◆ **Written exercise**
Search the listing below for "edges". Copy each matching line.

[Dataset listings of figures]
-- start --
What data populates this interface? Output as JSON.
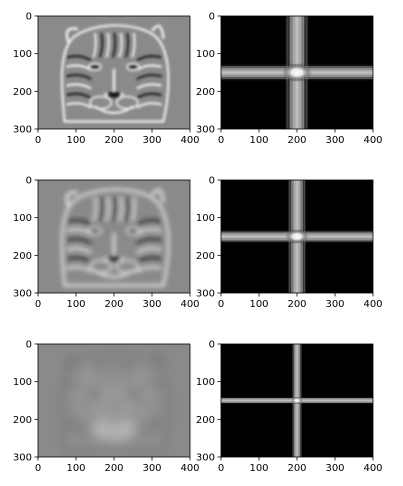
{
  "chart_data": [
    {
      "type": "heatmap",
      "content": "tiger image, high-pass filtered (edges emphasized, gray background)",
      "xlim": [
        0,
        400
      ],
      "ylim": [
        0,
        300
      ],
      "y_inverted": true,
      "xticks": [
        0,
        100,
        200,
        300,
        400
      ],
      "yticks": [
        0,
        100,
        200,
        300
      ],
      "grid": false
    },
    {
      "type": "heatmap",
      "content": "Fourier magnitude spectrum with bright cross and center",
      "xlim": [
        0,
        400
      ],
      "ylim": [
        0,
        300
      ],
      "y_inverted": true,
      "xticks": [
        0,
        100,
        200,
        300,
        400
      ],
      "yticks": [
        0,
        100,
        200,
        300
      ],
      "grid": false
    },
    {
      "type": "heatmap",
      "content": "tiger image, band-pass filtered (mid-frequency edges, gray background)",
      "xlim": [
        0,
        400
      ],
      "ylim": [
        0,
        300
      ],
      "y_inverted": true,
      "xticks": [
        0,
        100,
        200,
        300,
        400
      ],
      "yticks": [
        0,
        100,
        200,
        300
      ],
      "grid": false
    },
    {
      "type": "heatmap",
      "content": "Fourier magnitude spectrum, narrower cross",
      "xlim": [
        0,
        400
      ],
      "ylim": [
        0,
        300
      ],
      "y_inverted": true,
      "xticks": [
        0,
        100,
        200,
        300,
        400
      ],
      "yticks": [
        0,
        100,
        200,
        300
      ],
      "grid": false
    },
    {
      "type": "heatmap",
      "content": "tiger image, low-pass filtered (blurred)",
      "xlim": [
        0,
        400
      ],
      "ylim": [
        0,
        300
      ],
      "y_inverted": true,
      "xticks": [
        0,
        100,
        200,
        300,
        400
      ],
      "yticks": [
        0,
        100,
        200,
        300
      ],
      "grid": false
    },
    {
      "type": "heatmap",
      "content": "Fourier magnitude spectrum, thin cross with small bright center",
      "xlim": [
        0,
        400
      ],
      "ylim": [
        0,
        300
      ],
      "y_inverted": true,
      "xticks": [
        0,
        100,
        200,
        300,
        400
      ],
      "yticks": [
        0,
        100,
        200,
        300
      ],
      "grid": false
    }
  ],
  "colors": {
    "axis": "#000000",
    "gray_bg": "#8a8a8a",
    "spectrum_bg": "#000000",
    "spectrum_cross": "#d0d0d0"
  }
}
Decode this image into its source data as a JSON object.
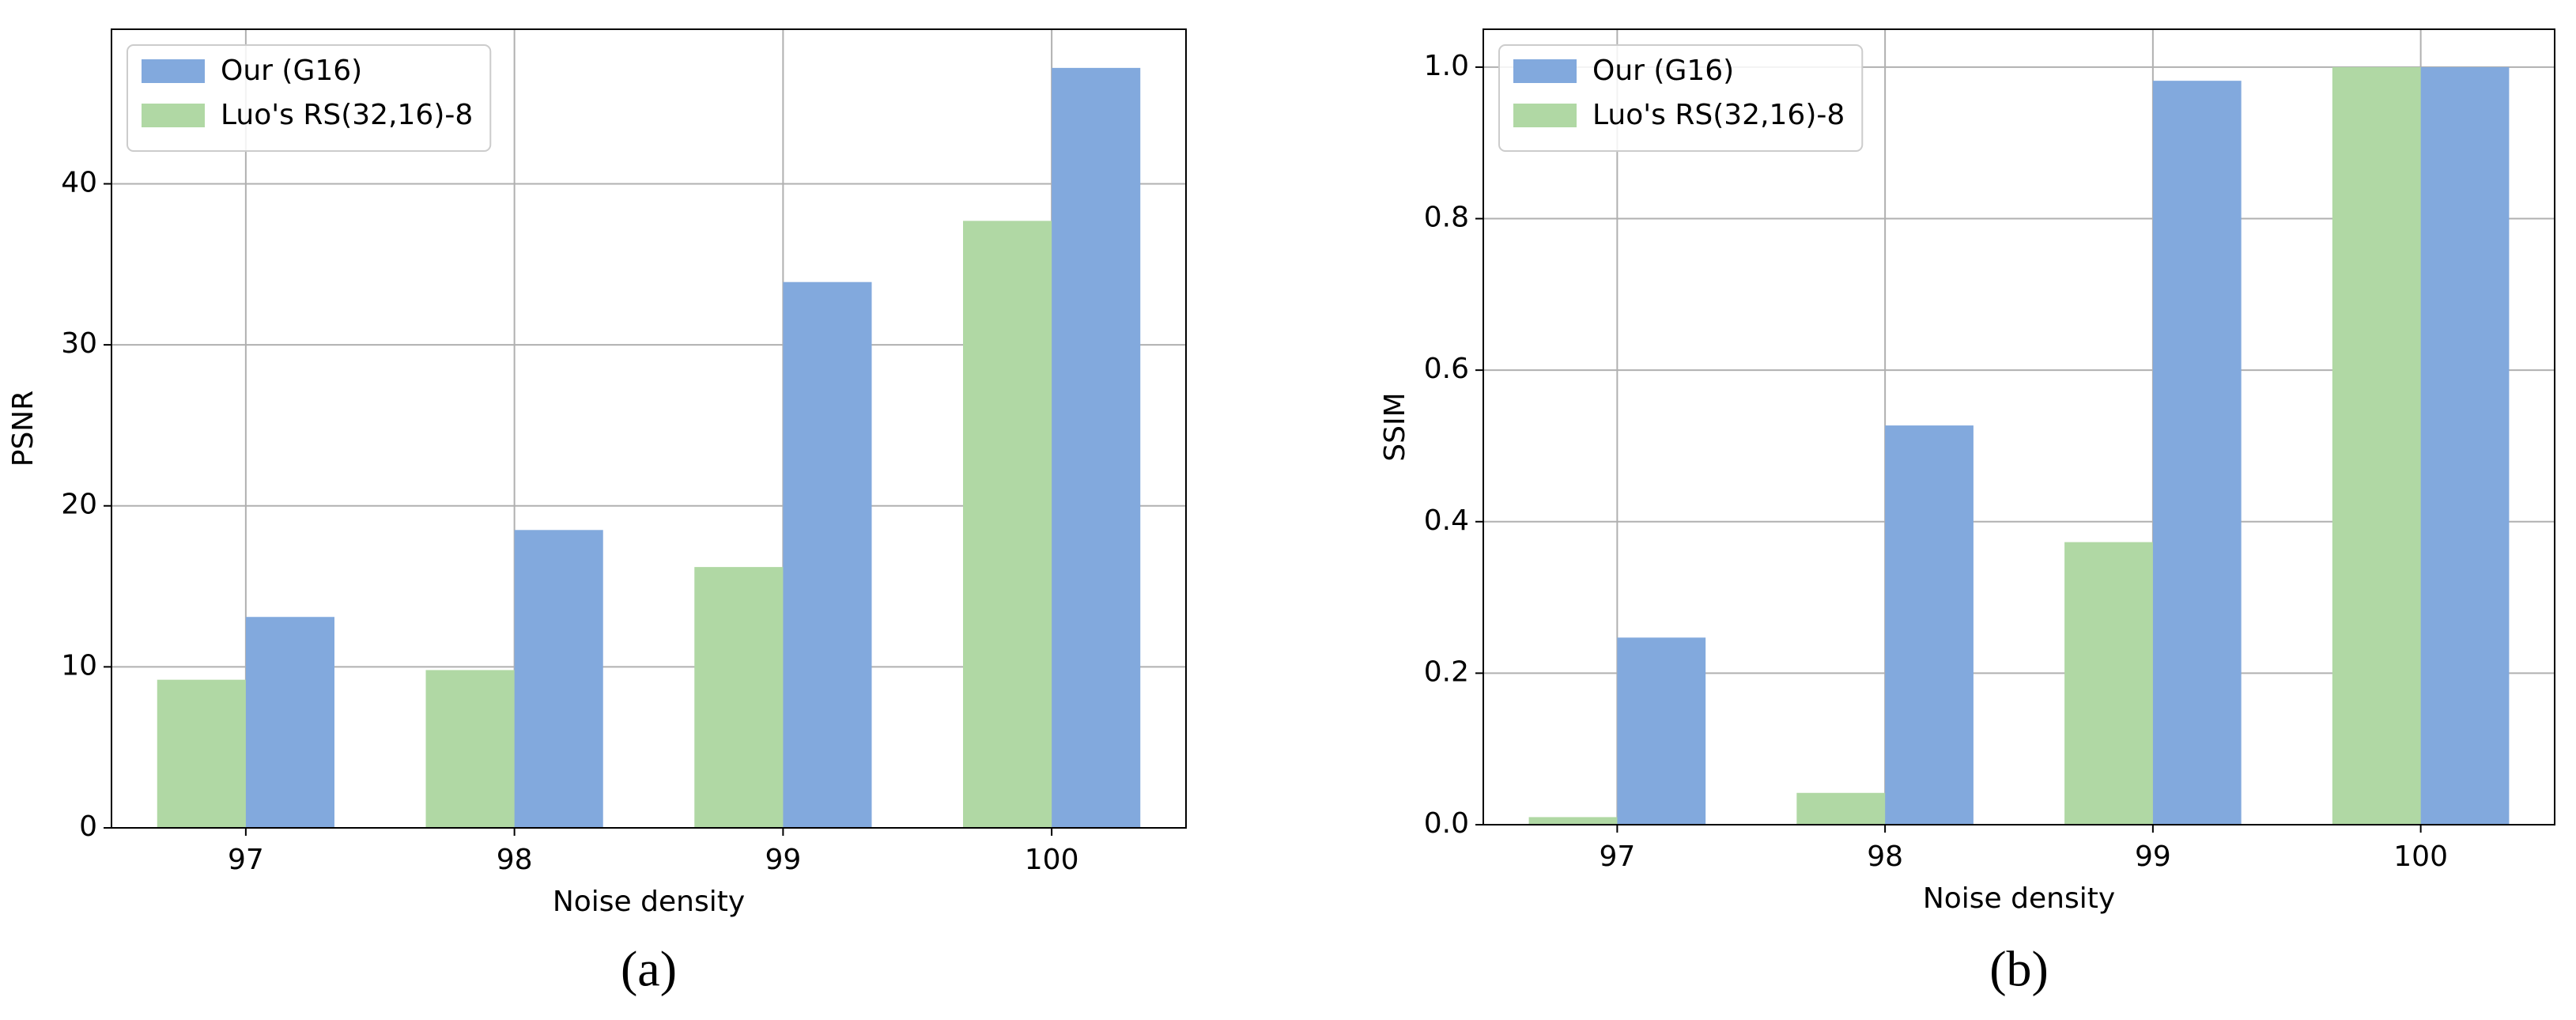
{
  "chart_data": [
    {
      "type": "bar",
      "caption": "(a)",
      "xlabel": "Noise density",
      "ylabel": "PSNR",
      "categories": [
        "97",
        "98",
        "99",
        "100"
      ],
      "series": [
        {
          "name": "Our (G16)",
          "color": "#82a9dd",
          "values": [
            13.1,
            18.5,
            33.9,
            47.2
          ]
        },
        {
          "name": "Luo's RS(32,16)-8",
          "color": "#b0d8a4",
          "values": [
            9.2,
            9.8,
            16.2,
            37.7
          ]
        }
      ],
      "ylim": [
        0,
        49.6
      ],
      "yticks": [
        0,
        10,
        20,
        30,
        40
      ],
      "grid": true,
      "legend": "upper left"
    },
    {
      "type": "bar",
      "caption": "(b)",
      "xlabel": "Noise density",
      "ylabel": "SSIM",
      "categories": [
        "97",
        "98",
        "99",
        "100"
      ],
      "series": [
        {
          "name": "Our (G16)",
          "color": "#82a9dd",
          "values": [
            0.247,
            0.527,
            0.982,
            1.0
          ]
        },
        {
          "name": "Luo's RS(32,16)-8",
          "color": "#b0d8a4",
          "values": [
            0.01,
            0.042,
            0.373,
            1.0
          ]
        }
      ],
      "ylim": [
        0,
        1.05
      ],
      "yticks": [
        {
          "value": 0,
          "label": "0.0"
        },
        0.2,
        0.4,
        0.6,
        0.8,
        {
          "value": 1,
          "label": "1.0"
        }
      ],
      "grid": true,
      "legend": "upper left"
    }
  ]
}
-- end --
◆ **Exercise output**
      "content": "tiger image, high-pass filtered (edges emphasized, gray background)",
      "content": "tiger image, band-pass filtered (mid-frequency edges, gray background)",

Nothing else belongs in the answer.